***** Given entries

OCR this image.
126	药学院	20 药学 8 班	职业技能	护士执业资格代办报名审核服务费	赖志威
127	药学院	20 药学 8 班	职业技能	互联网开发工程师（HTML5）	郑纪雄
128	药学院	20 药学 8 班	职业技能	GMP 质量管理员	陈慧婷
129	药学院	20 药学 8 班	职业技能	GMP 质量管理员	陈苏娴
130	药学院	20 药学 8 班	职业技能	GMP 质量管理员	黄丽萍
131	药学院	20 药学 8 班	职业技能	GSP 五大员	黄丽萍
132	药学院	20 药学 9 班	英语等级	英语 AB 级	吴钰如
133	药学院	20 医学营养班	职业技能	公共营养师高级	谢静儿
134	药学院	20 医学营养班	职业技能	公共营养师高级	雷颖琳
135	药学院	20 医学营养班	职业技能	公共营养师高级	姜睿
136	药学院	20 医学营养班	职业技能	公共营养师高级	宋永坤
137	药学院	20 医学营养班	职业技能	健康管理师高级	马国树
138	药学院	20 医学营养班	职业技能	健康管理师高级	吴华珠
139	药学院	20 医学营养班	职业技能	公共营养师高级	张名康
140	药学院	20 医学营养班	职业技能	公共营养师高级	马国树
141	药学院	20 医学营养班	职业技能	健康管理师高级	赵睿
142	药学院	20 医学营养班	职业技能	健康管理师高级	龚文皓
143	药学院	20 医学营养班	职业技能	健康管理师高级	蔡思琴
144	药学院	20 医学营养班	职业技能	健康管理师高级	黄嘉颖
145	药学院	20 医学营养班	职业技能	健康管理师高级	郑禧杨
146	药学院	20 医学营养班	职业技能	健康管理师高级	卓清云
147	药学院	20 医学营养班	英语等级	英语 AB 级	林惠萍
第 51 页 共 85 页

**********

* _Work to do_
Each line of the material must be restated exactly.

* _Answer to this problem_
OCR this image.
126	药学院	20 药学 8 班	职业技能	护士执业资格代办报名审核服务费	赖志威
127	药学院	20 药学 8 班	职业技能	互联网开发工程师（HTML5）	郑纪雄
128	药学院	20 药学 8 班	职业技能	GMP 质量管理员	陈慧婷
129	药学院	20 药学 8 班	职业技能	GMP 质量管理员	陈苏娴
130	药学院	20 药学 8 班	职业技能	GMP 质量管理员	黄丽萍
131	药学院	20 药学 8 班	职业技能	GSP 五大员	黄丽萍
132	药学院	20 药学 9 班	英语等级	英语 AB 级	吴钰如
133	药学院	20 医学营养班	职业技能	公共营养师高级	谢静儿
134	药学院	20 医学营养班	职业技能	公共营养师高级	雷颖琳
135	药学院	20 医学营养班	职业技能	公共营养师高级	姜睿
136	药学院	20 医学营养班	职业技能	公共营养师高级	宋永坤
137	药学院	20 医学营养班	职业技能	健康管理师高级	马国树
138	药学院	20 医学营养班	职业技能	健康管理师高级	吴华珠
139	药学院	20 医学营养班	职业技能	公共营养师高级	张名康
140	药学院	20 医学营养班	职业技能	公共营养师高级	马国树
141	药学院	20 医学营养班	职业技能	健康管理师高级	赵睿
142	药学院	20 医学营养班	职业技能	健康管理师高级	龚文皓
143	药学院	20 医学营养班	职业技能	健康管理师高级	蔡思琴
144	药学院	20 医学营养班	职业技能	健康管理师高级	黄嘉颖
145	药学院	20 医学营养班	职业技能	健康管理师高级	郑禧杨
146	药学院	20 医学营养班	职业技能	健康管理师高级	卓清云
147	药学院	20 医学营养班	英语等级	英语 AB 级	林惠萍
第 51 页 共 85 页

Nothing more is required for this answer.